Actividad ▸
Según el fragmento sobre Bashô y el templo de Yamagata, ¿en qué año visitó el poeta ese lugar?

Fragmento de la página ▸
((

En su viaje hacia el Norte profundo, Bashô describe su emoción al visitar el templo de la montaña, en Yamagata, famoso por su silencio: “La montaña es un hacinamiento de rocas y peñas, entre las que crecen pinos y robles envejecidos; la tierra y las piedras estaban cubiertas por un musgo suave y todo parecía antiquísimo… Di la vuelta por un risco, trepé por los peñascos y llegué al santuario. Frente a la hermosura tranquila del paisaje, mi corazón se aquietó…” Era verano. En el ardor del mediodía, el canto de las cigarras taladrando las rocas hacía más hondo aún el silencio. El lugar, conocido popularmente como Yamadera, fue fundado hace más de mil años. Bashô lo visitó en 1689. Una estatua del poeta, el famoso poema de las cigarras grabado en piedra y un museo conmemorativo mantienen vivo su recuerdo.

))

Material mostrado ▸
((

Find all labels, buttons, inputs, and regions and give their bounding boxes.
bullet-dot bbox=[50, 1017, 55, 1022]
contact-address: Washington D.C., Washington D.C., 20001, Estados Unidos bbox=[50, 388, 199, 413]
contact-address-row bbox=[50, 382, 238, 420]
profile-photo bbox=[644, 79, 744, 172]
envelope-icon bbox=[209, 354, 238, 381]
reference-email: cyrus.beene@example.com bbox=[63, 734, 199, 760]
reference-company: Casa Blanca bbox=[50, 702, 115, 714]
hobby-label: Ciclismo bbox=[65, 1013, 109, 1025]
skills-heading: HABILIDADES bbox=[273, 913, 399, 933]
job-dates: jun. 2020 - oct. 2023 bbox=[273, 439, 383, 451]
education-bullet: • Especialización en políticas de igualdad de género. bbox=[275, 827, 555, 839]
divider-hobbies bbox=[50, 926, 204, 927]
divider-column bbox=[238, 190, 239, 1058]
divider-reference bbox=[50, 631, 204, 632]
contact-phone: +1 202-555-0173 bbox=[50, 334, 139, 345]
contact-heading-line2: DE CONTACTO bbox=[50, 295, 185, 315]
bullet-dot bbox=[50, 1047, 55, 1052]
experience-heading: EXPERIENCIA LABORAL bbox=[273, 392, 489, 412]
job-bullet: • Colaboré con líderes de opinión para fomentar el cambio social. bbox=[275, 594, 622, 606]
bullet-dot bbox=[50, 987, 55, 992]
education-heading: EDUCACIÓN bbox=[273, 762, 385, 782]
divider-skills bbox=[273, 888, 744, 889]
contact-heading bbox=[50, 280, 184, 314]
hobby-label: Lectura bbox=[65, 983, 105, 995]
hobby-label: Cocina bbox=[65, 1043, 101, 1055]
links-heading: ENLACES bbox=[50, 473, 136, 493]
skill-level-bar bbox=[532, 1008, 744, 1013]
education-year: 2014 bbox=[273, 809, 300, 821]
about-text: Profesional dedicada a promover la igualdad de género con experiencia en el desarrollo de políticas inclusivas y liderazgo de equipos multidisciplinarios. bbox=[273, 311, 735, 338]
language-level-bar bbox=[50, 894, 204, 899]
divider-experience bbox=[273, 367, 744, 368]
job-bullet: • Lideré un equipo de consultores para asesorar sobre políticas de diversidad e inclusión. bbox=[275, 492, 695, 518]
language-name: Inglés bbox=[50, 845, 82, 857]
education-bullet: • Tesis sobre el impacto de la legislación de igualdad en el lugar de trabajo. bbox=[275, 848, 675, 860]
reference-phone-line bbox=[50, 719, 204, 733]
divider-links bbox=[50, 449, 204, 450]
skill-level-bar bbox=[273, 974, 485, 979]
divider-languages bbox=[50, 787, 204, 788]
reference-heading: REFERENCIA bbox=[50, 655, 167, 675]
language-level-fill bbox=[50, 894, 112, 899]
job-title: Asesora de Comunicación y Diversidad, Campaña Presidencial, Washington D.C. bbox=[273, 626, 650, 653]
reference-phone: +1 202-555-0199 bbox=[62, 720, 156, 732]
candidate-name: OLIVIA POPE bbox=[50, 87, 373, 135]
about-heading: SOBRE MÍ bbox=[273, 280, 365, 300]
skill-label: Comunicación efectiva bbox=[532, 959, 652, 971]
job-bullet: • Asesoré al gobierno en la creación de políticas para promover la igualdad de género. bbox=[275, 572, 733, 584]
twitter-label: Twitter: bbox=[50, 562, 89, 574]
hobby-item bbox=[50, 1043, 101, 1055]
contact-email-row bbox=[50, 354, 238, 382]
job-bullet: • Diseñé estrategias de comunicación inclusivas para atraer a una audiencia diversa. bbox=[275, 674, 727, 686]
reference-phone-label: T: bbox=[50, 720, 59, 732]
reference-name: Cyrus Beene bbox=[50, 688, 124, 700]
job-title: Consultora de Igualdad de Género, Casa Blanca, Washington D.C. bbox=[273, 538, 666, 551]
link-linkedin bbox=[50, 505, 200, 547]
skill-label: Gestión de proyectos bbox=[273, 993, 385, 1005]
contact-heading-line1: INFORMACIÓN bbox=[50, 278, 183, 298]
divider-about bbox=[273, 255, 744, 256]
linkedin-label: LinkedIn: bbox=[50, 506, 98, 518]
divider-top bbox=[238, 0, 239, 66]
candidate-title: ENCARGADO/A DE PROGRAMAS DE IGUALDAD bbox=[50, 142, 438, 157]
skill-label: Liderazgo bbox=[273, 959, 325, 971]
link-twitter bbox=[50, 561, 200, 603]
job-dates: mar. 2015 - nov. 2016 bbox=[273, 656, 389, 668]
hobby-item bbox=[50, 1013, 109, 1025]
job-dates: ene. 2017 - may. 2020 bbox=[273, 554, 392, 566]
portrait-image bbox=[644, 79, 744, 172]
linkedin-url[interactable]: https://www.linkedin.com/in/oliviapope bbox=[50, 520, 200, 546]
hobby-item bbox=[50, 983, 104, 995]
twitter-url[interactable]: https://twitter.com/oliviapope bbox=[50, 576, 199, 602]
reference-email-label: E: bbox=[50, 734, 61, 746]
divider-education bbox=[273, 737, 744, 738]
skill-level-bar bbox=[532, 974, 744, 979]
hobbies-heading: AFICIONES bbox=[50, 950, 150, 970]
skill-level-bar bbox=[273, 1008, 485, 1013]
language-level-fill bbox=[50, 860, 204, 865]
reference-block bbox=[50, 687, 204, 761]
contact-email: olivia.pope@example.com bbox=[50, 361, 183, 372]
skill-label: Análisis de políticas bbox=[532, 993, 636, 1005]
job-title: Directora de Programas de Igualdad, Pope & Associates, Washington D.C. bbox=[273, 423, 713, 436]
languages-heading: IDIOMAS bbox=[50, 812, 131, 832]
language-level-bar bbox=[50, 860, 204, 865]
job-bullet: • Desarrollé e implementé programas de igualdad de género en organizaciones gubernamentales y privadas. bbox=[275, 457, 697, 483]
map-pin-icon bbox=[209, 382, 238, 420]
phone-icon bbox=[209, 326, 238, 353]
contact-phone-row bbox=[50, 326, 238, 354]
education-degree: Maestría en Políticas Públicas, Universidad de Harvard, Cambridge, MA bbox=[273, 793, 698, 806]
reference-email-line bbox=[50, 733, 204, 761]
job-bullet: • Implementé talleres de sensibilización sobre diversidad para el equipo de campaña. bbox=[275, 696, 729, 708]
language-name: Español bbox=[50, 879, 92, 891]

))

Resultado ▸
En 1689.